Source document
[Start of Attachment]
Wednesday, August 26, 2009

Garden Pictures for Wordless Wed

This time of year is when all the hard work pays off and we are harvesting all we can. Here are some tomatoes rippening on the vine, a large zucchini plant, purple sage, echinacea, and of course Longs and Meeker Peaks that we enjoy seeing almost everyday. I hope you too are enjoying this time of year.

Thursday, August 20, 2009

ChokeCherry Find

My husband came home from work with a bagful of chokecherries he picked so we had to figure out something to do with them. The most obvious use of chokecherry is as a syrup to be used in the winter for coughs (as well as being delicious on ice cream, pancakes, drinks or anywhere else you would use a syrup). Typically choke cherries are very bitter and astringent in taste, but these are actually very sweet; possibly because they were growing by a stream and getting more water. Chokecherries are very high in ellagic acid. Since I have been reading lately of the benefits of ellagic acid in skin care I wanted to find some use for these fruits for skin, perhaps a face mask.

Face Mask


3 tablespoons chokecherry juice

1 tablespoon bentonite clay

2 teaspoons avocado oil

Mix to a nice consistency and smear on your face. Now enjoy a cup of tea while the mask sets on your face. After 10 minutes or so use a wet washcloth to wipe the mask off your face.

Chokecherry Juice

To make a juice put chokecherries in a saucepan to fill about 2/3 full. Fill with water almost to the level of the top of the cherries. Bring water to a gentle boil for 30 minutes or so. Put cherries through some type of press such as used to make jam. I use a device used to make applesauce. Allow juice to drain into a separate bowl while skins and seeds remain behind.

Chokecherry Syrup

For chokecherry syrup I mixed 3 cups of juice with about 3 cups of sugar and simmered that for about 30 minutes. This produced a very thick syrup that would work great for pancakes. For a cough syrup I will use 3 cups of juice with 1 1/2 sugar and also add a few tablespoons of vodka to that as well. The lower amount of sugar might not be enough of a preservative. You could also freeze this until you want to use it.

The seeds however contain poisonous glycosides (hydrocyanic acid) and should not be eaten by humans or animals; unless cooked or dried first.
[End of Attachment]
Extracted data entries
[Start of Attachment]
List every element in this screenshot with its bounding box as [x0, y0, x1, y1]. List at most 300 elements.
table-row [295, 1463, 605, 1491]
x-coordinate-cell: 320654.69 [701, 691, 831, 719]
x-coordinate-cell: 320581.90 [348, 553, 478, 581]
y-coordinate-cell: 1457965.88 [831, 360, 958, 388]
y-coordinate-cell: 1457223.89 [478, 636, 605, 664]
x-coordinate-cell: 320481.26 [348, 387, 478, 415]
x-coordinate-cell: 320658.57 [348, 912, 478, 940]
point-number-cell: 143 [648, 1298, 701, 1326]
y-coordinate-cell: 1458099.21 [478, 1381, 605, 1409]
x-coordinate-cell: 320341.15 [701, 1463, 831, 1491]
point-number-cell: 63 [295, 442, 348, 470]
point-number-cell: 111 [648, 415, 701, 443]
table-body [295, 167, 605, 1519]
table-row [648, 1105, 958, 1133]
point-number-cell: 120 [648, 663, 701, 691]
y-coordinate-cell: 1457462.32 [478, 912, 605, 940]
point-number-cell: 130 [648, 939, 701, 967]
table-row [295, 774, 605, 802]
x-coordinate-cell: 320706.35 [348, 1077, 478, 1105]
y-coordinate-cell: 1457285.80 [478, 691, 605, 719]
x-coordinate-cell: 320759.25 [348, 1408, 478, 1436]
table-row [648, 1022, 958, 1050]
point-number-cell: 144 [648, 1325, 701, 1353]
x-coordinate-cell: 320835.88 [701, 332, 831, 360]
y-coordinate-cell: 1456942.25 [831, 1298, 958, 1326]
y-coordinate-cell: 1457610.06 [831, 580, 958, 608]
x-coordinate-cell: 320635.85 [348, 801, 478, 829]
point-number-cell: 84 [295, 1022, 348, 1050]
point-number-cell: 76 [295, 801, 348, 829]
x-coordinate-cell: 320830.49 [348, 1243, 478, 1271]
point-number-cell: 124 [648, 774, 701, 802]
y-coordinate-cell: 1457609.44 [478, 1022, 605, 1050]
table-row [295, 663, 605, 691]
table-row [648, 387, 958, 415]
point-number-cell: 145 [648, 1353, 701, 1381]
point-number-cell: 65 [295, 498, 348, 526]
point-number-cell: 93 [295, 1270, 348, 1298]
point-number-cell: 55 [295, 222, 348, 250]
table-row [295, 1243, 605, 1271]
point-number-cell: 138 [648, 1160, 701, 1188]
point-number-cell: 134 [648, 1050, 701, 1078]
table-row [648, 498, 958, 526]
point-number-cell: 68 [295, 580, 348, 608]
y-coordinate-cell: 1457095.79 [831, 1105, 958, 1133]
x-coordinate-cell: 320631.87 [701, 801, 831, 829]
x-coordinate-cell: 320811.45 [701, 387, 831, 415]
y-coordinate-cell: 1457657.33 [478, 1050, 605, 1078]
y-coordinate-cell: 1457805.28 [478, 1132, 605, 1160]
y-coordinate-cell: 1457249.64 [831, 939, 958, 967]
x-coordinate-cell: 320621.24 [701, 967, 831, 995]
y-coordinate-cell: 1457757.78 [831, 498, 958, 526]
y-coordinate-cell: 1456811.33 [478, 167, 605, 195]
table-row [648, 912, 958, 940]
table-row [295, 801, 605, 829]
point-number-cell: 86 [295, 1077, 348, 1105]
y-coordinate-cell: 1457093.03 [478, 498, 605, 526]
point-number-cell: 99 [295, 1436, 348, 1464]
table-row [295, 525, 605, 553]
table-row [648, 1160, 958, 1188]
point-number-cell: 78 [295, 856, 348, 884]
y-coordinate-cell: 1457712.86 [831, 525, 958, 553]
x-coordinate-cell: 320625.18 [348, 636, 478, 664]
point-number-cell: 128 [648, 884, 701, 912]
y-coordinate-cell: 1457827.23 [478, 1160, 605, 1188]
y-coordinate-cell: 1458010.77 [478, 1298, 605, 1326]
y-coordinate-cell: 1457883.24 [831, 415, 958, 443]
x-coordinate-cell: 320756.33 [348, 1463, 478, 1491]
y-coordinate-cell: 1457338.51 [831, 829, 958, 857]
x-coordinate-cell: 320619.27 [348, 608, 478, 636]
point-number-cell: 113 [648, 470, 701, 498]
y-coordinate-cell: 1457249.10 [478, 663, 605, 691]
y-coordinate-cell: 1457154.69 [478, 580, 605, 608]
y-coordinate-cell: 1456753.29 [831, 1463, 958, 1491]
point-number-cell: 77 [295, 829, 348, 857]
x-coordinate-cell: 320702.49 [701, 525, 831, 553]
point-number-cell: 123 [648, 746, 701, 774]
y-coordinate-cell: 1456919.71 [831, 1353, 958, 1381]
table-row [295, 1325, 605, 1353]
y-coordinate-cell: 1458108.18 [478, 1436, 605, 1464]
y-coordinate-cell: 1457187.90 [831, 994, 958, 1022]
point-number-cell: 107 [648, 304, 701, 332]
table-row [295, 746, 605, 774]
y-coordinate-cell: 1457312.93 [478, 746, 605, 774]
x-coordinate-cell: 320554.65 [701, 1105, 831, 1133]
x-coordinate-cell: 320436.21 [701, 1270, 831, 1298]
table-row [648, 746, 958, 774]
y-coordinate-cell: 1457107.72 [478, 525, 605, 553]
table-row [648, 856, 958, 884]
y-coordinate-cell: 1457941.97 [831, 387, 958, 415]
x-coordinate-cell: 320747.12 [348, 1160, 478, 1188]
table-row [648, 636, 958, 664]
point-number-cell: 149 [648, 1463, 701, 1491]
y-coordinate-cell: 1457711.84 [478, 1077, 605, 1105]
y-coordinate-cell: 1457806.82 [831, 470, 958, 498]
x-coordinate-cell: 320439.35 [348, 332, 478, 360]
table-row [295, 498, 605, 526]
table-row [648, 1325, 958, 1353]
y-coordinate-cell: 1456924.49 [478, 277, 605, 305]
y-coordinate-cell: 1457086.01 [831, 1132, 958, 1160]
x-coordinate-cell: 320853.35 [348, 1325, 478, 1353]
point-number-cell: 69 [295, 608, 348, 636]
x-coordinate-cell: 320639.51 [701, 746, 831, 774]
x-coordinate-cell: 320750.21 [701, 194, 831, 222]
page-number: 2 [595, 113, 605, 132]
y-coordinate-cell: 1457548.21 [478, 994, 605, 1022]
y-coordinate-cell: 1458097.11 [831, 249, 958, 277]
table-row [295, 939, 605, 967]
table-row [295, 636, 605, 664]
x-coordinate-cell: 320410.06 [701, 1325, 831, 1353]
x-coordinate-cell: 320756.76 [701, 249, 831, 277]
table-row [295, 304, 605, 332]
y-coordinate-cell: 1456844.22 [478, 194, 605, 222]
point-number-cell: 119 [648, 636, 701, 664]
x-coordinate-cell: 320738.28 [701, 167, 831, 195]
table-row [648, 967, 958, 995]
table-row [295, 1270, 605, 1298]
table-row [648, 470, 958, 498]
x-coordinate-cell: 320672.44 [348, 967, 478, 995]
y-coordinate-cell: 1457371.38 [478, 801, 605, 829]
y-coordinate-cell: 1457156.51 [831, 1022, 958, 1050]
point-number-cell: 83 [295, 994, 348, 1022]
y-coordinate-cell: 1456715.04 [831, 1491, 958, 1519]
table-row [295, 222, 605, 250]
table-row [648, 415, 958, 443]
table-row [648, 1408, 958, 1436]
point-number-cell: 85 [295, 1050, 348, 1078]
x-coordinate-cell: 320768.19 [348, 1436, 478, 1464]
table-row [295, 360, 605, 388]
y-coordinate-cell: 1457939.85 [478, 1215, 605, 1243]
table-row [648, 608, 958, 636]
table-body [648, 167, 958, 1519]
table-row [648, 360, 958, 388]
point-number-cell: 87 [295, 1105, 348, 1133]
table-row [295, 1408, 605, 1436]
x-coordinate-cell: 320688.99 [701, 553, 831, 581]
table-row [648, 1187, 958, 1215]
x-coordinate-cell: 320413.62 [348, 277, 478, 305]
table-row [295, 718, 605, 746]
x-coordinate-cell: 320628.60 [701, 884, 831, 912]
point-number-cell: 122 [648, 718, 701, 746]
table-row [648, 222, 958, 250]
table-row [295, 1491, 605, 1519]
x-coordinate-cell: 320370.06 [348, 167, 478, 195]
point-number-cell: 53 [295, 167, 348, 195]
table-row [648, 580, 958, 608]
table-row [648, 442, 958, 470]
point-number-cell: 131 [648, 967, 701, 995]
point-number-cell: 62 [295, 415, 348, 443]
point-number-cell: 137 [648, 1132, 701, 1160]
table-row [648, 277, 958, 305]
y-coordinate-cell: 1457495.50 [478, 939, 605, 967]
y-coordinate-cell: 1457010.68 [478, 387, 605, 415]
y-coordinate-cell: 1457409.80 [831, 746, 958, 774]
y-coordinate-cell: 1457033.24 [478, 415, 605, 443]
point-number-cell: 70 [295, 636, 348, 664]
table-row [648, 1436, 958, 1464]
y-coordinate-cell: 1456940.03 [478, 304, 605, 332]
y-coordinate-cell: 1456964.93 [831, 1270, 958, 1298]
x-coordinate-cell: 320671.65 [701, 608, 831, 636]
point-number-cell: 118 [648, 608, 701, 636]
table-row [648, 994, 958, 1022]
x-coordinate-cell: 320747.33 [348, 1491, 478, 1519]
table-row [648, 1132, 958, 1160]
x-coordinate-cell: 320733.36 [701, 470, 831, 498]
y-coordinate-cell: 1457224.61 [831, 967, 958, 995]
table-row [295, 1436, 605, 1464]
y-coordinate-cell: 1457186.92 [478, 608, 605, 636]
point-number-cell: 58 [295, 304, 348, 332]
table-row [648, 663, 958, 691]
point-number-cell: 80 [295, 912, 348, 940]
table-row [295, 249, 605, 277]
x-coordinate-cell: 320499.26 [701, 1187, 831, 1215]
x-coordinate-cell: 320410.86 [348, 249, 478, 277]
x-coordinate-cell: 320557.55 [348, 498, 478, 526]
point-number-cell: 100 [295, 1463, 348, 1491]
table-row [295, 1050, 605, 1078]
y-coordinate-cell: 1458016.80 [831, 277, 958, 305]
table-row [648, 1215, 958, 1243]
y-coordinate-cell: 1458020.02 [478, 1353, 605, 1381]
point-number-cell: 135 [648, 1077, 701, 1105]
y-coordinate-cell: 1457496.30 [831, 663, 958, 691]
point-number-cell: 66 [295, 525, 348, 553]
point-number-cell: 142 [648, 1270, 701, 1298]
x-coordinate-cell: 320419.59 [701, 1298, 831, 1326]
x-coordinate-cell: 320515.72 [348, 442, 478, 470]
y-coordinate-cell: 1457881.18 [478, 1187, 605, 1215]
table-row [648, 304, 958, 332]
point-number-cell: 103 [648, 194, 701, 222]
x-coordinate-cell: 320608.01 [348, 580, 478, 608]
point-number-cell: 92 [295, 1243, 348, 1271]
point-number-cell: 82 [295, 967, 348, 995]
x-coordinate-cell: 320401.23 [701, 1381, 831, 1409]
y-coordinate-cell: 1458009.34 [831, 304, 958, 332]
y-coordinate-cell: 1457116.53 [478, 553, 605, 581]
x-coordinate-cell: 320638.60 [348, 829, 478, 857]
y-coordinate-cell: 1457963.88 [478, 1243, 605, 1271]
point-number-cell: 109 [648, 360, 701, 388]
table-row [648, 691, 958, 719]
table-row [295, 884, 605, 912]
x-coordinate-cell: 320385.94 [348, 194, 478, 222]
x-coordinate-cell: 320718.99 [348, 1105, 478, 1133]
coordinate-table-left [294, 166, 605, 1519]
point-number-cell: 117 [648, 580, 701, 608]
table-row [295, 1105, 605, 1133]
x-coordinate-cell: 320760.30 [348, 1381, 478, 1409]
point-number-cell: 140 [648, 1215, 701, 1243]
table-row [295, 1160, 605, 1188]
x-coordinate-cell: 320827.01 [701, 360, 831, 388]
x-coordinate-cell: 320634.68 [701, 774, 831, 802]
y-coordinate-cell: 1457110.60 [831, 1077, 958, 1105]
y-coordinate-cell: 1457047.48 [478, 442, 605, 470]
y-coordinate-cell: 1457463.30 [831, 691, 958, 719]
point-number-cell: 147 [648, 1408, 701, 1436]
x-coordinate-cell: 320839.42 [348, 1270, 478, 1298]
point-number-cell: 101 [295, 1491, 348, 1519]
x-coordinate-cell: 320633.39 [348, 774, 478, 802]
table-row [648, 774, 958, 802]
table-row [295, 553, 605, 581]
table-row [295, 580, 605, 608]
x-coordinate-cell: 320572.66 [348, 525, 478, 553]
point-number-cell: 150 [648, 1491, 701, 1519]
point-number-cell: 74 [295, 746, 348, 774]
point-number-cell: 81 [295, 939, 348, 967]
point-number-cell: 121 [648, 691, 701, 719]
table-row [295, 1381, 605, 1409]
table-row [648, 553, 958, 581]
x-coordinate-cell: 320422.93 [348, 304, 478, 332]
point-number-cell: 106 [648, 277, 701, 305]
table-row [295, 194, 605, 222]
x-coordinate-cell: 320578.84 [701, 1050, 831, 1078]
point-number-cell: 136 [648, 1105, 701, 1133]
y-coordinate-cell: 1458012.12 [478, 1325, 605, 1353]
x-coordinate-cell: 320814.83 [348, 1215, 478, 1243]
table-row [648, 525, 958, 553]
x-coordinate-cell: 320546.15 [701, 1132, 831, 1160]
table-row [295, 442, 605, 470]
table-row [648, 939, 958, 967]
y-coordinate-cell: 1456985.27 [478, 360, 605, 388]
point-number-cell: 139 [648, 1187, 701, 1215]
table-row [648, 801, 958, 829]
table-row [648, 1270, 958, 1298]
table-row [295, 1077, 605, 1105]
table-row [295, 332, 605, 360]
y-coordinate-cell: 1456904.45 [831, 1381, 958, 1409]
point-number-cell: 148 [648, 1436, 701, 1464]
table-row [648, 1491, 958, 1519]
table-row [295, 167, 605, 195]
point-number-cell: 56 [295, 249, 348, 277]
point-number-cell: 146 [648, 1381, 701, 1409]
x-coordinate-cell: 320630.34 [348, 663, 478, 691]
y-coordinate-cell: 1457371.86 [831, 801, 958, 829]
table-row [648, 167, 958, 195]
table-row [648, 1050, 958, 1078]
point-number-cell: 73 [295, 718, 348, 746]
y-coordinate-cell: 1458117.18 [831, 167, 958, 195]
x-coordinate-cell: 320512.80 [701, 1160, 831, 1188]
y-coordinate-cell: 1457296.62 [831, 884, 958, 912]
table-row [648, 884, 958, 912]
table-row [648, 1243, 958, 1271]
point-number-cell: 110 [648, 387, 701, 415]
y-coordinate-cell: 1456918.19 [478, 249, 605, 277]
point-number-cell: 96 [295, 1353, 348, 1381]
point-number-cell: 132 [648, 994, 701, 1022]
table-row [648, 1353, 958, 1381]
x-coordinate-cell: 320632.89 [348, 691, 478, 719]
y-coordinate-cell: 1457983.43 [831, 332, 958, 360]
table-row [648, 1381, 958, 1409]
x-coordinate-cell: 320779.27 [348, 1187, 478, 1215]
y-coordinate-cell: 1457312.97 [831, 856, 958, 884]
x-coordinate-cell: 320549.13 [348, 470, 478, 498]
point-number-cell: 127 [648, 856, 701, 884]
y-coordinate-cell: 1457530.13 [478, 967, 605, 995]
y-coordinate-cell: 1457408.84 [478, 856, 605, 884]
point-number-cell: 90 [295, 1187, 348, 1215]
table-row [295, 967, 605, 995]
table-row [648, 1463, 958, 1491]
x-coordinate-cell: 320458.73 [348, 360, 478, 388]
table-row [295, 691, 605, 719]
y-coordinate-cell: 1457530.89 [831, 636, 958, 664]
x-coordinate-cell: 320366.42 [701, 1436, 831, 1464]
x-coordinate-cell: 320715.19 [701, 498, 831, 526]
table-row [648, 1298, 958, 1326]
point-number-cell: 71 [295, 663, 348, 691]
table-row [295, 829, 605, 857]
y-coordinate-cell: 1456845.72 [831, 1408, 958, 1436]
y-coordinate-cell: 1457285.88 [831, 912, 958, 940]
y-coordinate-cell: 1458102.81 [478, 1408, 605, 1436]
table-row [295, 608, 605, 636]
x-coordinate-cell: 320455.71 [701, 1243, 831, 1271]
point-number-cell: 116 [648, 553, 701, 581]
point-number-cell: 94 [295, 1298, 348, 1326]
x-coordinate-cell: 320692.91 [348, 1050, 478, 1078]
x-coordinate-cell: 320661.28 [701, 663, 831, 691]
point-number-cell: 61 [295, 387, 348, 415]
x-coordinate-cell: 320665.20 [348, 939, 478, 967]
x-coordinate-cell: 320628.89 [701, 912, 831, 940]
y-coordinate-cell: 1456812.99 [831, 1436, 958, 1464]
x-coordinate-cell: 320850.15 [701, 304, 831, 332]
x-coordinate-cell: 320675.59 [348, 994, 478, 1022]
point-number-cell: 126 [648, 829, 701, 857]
[End of Attachment]
Your goal
Pick up the garden and chokecherry blog post after its last sentence and continue writing it.

Output
Chokecherries are native to much of the US and were used extensively by Native Americans for a number of health complaints. These include as a poultice to stop bleeding and to treat skin sores and burns, as a tea or infusion for stomach cramps, fever, diarrhea and dysentery. Both the fruit and the bark are used medicinally. The cherries also a a good food source for both humans and animals. Chokecherry jam and pies are quite common and chokecherries were an important ingredient of the pemmican made by many Native Americans as a dried food for winter.

The purple color of the cherries is said to make a good purple-red dye. This is something I might save some berries for to try dying some mohair. Last summer I planted quite a few chokecherry bushes so by next summer I may be loaded with cherries.

Here is a good write up on chokecherries for more information.

Monday, August 3, 2009

My New Rock Garden

Over the past year we have dug into the raised bed against the back of the house to put in a hot tub and a deck. This left a large area of weeds - one of those "I'll get to it someday" areas. Well, my brother and his family visited us last week and my hard working sister in law wanted a project we could do together. Now when someone makes an offer like that I am smart enough not to suggest scrapbooking or going through old photos. Yes, I suggested moving heavy rocks around which worked well since she is younger than I.

First we (or rather she) pulled out all the weeds and moved some rock out of the area. We then put in the cut flagstone path that goes up to the water faucet on the back of the house. We already had the flagstone as well as the other flatter "moss" rock (its really lichen, not moss) from taking down a water fall by the garden pond that we had filled in earlier. We laid the various flatter stones into the ground leaving spaces for plants between them. This is an area I do not want to think about watering so that was taken into account when selecting plants. I also only wanted low growing plants.
Several types of sedum were transplanted from other areas in the yard. A trip to the neighbors yielded some violas and garlic chives. Then from the garden center I bought creeping thyme and Roman chamomile.

Some sand was used to fill in the spaces in the walk to keep the flagstone from shifting too much. Since this area is close to the faucet we put a stand to hold the hoses in the front.

I'm hoping these plants set down good roots and not too many weeds grow. It rained heavily after we finished and I'll make sure the new plants get a good amount of water for the next few weeks. I have a few other flat rocks laying around that I can use to fill in more of the spaces too.

Well, you'd think this would be enough for one person to do, but she insisted on weeding some of my other beds too. Thanks Angela, it was great to see you (and Kelly, Kyle, Emi)!